Count the number of unique elements in a vector in C++

Given a vector in C++, the task is to find the number of distinct elements present in the vector.

Example:

Input:  v={ 16, 10, 9, 25, 2, 16, 10, 9 }

Output: 5

Explanation: There are five distinct elements 16, 10, 9, 25, and 2.

There are two different methods by which we can solve this problem.

1. Using two for loops.

2. Using sorting.

We will understand each method with the help of code.

1. Using two for loops

Create a variable count and run two for loops, first with counter i ranging from 0 to v.size()-1 to traverse the vector. The second loop will run from counter j ranging from 0 to i-1 to check if the element has occurred before or not. If v[i]==v[j] break from the loop and if i==j increment the count.

Let’s understand this with help of code:

#include <iostream>
#include<vector>
using namespace std;

int main()
{
    vector<int> v={ 16, 10, 9, 25, 2, 16, 10, 9 };
    
    int count = 1; // counting the first element as distinct

    for (int i = 1; i < v.size(); i++) {
        int j = 0;
        for (j = 0; j < i; j++)
            if (v[i] == v[j])

### Data section
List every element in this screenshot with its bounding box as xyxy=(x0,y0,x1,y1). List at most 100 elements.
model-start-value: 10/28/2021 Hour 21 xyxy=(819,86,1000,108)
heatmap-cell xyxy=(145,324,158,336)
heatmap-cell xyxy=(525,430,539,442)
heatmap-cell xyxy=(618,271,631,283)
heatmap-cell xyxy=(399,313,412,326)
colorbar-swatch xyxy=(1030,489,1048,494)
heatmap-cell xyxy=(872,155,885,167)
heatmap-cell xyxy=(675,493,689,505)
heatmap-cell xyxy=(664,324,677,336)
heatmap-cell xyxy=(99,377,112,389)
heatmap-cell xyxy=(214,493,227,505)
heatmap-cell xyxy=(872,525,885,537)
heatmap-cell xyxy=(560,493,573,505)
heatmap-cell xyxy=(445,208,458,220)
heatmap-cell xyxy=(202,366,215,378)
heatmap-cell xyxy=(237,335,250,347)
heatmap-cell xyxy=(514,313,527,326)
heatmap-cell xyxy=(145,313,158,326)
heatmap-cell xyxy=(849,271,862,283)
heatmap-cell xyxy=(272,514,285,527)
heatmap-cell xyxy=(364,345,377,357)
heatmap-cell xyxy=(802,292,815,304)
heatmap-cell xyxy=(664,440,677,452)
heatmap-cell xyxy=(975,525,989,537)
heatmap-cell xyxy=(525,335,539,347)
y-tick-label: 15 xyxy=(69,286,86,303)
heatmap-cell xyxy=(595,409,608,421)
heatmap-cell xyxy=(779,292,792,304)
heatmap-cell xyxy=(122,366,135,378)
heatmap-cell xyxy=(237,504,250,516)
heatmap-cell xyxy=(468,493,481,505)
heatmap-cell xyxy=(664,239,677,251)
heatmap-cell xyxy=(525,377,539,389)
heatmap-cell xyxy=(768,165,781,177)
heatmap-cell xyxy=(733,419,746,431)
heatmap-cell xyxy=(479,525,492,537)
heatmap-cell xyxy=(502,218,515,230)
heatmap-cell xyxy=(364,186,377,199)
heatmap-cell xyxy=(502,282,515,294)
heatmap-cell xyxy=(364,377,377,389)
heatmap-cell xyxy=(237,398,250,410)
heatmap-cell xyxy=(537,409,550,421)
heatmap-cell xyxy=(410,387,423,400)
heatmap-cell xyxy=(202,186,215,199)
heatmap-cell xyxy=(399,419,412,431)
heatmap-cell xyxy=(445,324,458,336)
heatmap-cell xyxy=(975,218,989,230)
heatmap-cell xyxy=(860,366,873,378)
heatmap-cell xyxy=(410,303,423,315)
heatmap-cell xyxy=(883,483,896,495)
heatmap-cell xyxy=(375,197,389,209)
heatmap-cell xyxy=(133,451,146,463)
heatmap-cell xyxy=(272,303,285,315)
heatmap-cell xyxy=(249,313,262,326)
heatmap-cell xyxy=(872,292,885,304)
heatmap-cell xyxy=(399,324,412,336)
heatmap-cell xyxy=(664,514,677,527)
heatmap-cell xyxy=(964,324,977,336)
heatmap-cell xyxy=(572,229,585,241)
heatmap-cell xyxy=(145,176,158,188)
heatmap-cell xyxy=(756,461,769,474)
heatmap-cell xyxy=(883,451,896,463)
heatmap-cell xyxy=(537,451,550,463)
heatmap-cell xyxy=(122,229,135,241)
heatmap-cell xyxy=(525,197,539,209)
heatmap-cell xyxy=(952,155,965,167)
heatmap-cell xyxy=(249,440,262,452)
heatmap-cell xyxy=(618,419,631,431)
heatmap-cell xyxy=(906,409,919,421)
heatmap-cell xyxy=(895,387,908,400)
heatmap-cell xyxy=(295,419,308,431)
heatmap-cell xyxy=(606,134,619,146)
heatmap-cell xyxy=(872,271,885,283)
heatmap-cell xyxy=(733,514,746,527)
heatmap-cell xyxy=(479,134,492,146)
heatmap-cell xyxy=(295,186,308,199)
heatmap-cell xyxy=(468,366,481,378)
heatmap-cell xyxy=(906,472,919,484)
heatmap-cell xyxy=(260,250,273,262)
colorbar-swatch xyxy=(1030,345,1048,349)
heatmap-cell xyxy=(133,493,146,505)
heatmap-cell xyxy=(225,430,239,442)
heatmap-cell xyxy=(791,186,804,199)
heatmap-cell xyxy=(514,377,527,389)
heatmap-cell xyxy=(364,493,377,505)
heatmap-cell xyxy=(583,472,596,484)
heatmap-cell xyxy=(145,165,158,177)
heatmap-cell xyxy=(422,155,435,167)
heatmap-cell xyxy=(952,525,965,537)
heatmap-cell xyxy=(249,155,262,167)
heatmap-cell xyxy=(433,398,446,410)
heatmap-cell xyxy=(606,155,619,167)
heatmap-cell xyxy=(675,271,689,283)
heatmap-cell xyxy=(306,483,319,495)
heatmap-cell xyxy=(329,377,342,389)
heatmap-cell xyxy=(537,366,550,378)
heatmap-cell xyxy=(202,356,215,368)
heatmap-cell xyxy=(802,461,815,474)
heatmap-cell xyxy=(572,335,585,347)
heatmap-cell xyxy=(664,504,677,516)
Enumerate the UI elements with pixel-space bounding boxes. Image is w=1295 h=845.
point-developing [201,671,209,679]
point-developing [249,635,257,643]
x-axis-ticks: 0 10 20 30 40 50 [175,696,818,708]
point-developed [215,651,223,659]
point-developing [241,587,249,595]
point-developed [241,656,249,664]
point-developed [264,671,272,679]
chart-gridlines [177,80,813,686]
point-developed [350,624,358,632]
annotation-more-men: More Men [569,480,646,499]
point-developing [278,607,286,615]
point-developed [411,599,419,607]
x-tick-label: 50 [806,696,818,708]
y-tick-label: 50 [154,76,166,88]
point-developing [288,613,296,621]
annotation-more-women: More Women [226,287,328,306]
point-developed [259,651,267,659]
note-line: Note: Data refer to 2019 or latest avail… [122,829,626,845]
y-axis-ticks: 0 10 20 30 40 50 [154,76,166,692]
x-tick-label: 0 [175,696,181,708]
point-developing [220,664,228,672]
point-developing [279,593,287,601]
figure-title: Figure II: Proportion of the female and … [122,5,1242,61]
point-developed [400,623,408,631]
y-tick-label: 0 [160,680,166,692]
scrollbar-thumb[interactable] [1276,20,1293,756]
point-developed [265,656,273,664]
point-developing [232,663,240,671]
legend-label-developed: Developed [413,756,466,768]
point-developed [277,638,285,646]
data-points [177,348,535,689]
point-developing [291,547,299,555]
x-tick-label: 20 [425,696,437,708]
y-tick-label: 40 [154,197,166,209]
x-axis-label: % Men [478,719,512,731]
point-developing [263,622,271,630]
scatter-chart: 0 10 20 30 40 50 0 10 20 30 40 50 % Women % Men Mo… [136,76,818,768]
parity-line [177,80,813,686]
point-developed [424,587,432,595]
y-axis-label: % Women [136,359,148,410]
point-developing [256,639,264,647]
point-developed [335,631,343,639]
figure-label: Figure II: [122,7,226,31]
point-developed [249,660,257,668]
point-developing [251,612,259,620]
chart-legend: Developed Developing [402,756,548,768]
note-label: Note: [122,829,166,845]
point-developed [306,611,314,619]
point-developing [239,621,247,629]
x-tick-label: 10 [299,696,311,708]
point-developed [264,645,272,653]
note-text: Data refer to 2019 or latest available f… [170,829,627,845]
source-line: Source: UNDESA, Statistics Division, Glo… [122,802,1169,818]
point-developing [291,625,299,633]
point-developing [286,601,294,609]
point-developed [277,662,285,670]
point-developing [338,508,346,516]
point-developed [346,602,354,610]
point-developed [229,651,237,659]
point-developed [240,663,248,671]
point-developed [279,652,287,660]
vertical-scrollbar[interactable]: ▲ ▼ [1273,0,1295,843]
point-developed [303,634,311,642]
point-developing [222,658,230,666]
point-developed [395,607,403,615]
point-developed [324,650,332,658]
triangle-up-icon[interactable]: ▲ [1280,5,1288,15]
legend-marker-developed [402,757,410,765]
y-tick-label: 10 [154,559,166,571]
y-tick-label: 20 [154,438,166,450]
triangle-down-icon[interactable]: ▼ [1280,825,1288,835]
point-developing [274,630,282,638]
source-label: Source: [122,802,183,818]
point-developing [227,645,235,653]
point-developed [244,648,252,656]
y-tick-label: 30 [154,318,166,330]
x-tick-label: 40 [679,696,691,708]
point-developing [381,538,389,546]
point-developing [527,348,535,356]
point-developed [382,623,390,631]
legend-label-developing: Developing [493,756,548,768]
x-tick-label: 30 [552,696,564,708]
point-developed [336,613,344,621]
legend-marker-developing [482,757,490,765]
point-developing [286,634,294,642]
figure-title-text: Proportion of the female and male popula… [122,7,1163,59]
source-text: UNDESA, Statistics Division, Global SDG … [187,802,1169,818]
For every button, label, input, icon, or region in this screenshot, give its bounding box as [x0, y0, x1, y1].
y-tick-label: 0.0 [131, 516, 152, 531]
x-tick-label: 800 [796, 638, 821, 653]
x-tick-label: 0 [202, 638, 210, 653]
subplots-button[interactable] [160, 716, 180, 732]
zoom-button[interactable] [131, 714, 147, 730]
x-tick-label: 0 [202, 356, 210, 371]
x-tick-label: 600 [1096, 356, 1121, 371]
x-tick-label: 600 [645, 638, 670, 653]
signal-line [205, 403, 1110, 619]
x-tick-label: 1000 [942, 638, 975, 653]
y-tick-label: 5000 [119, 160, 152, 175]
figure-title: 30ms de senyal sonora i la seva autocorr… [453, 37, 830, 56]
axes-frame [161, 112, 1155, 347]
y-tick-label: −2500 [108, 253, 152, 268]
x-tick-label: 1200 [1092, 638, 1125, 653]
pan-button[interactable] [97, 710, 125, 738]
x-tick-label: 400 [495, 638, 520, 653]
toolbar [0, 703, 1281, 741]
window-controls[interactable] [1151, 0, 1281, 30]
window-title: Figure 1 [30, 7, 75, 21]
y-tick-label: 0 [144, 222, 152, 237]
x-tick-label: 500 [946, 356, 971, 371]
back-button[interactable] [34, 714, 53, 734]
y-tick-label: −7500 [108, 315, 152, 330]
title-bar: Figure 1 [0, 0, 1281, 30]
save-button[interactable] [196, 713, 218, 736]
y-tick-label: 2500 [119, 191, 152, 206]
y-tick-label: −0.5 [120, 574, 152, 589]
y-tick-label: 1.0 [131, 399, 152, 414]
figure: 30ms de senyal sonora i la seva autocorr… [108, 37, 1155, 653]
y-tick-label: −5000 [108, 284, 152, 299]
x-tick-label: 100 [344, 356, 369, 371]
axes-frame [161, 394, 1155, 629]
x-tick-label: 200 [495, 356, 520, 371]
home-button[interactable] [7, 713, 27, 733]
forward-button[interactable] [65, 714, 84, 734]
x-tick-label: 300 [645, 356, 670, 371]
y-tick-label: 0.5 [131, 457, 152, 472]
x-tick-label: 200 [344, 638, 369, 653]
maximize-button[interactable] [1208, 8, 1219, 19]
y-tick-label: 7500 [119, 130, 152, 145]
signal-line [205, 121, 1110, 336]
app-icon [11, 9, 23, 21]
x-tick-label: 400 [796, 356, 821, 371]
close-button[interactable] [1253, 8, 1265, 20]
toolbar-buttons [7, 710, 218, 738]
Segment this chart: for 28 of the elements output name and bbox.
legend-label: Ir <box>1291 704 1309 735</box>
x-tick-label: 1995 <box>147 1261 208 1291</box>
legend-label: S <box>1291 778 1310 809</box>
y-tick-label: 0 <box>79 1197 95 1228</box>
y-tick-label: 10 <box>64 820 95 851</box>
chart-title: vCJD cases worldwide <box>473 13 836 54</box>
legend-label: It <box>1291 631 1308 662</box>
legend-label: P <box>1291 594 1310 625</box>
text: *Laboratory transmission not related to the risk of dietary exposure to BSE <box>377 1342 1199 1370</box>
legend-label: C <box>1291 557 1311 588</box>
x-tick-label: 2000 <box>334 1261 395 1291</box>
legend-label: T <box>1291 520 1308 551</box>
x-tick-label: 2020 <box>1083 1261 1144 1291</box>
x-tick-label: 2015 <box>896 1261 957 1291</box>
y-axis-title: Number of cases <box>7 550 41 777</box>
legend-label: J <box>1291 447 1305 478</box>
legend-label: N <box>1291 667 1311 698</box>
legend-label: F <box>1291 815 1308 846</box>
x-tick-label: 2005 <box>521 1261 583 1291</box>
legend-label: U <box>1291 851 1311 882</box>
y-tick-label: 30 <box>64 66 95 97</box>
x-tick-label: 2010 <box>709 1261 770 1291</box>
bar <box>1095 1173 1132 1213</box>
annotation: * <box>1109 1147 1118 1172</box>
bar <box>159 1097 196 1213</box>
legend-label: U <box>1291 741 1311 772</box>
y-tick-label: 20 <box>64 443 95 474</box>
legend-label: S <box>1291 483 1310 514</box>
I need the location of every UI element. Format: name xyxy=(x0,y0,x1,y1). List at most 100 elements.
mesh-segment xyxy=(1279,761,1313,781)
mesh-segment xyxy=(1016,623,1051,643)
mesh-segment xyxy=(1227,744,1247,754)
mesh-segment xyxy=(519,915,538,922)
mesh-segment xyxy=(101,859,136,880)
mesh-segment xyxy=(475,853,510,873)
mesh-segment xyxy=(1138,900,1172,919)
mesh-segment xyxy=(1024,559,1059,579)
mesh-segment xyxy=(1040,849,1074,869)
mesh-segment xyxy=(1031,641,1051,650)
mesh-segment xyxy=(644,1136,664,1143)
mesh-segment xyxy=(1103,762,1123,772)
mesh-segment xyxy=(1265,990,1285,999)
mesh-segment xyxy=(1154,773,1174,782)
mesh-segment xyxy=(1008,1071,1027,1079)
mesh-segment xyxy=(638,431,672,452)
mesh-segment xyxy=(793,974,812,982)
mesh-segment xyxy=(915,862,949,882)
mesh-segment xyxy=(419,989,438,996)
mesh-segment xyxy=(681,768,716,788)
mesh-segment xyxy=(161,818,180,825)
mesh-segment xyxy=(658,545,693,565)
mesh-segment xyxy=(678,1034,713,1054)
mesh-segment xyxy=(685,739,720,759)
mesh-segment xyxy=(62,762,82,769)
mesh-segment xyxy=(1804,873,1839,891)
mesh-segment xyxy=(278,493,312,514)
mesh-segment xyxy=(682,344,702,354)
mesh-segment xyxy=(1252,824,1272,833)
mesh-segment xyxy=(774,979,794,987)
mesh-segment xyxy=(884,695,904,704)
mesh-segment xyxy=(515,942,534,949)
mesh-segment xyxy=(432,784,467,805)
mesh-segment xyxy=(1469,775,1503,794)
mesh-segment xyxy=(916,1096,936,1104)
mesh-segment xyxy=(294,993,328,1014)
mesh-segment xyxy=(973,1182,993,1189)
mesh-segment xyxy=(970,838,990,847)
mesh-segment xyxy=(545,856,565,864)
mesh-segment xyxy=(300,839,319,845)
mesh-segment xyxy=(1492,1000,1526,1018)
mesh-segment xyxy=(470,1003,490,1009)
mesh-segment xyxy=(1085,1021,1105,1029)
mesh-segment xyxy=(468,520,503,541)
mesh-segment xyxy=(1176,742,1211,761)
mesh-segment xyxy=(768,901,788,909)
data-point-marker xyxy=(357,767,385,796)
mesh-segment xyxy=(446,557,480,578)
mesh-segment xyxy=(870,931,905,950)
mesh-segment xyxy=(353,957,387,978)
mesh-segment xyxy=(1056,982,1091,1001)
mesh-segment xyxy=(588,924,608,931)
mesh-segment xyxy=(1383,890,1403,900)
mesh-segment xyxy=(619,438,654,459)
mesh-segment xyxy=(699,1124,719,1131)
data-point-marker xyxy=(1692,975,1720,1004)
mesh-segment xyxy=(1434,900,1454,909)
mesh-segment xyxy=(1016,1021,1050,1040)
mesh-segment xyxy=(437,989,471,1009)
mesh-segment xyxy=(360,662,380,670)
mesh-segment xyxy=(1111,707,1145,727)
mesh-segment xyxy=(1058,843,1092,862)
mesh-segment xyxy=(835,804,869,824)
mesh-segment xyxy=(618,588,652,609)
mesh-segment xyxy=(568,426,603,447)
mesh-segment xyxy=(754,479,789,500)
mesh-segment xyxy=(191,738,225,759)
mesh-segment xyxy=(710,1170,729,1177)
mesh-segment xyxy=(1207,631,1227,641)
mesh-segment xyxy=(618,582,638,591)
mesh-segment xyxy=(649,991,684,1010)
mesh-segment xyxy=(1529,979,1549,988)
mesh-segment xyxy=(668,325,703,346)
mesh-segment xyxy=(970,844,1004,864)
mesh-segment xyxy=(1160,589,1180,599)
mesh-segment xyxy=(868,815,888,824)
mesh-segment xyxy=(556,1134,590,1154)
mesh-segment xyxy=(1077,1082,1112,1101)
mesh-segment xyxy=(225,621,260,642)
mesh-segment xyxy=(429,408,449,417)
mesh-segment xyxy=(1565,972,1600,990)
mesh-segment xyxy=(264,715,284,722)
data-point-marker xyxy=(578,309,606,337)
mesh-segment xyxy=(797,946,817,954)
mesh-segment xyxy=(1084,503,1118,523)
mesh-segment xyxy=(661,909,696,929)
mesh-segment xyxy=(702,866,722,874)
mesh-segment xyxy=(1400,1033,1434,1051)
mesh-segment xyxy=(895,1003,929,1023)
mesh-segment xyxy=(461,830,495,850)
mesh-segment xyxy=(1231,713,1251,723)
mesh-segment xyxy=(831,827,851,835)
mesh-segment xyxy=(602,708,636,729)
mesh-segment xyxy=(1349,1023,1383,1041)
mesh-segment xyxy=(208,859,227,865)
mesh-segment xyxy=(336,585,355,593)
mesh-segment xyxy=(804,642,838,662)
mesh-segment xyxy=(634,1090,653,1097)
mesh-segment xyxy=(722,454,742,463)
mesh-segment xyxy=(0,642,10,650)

### Exercises
a – Answer these about the C++ unique-elements page:
(i) What output does the page give for its example vector?
(ii) What are the two methods the page lists for solving the problem?
(iii) In the code, what value is the variable count set to at the start?
b – Carry the C++ unique-elements page forward from its last line and write the next part.

### Answers to the exercises
a –
(i) 5
(ii) Using two for loops, and using sorting.
(iii) 1

b –
                break;

            if (i == j)
            count++;
    } 
    cout<<count;
    return 0;
}

Output:
5

2. Using sorting

Sort the given vector using sort(v.begin(),v.end()). After sorting, all occurrences of every element become consecutive. Traverse the vector and count the distinct elements by comparing the consecutive elements.

Let’s understand this with code:

#include <iostream>
#include<vector>
#include<algorithm>
using namespace std;

int main()
{
    vector<int> v={ 16, 10, 9, 25, 2, 16, 10, 9 };
    sort(v.begin(), v.end());  //sort the vector
    int count = 0;
    for (int i = 0; i < v.size(); i++) {
        while (i < v.size() - 1 && v[i] == v[i + 1])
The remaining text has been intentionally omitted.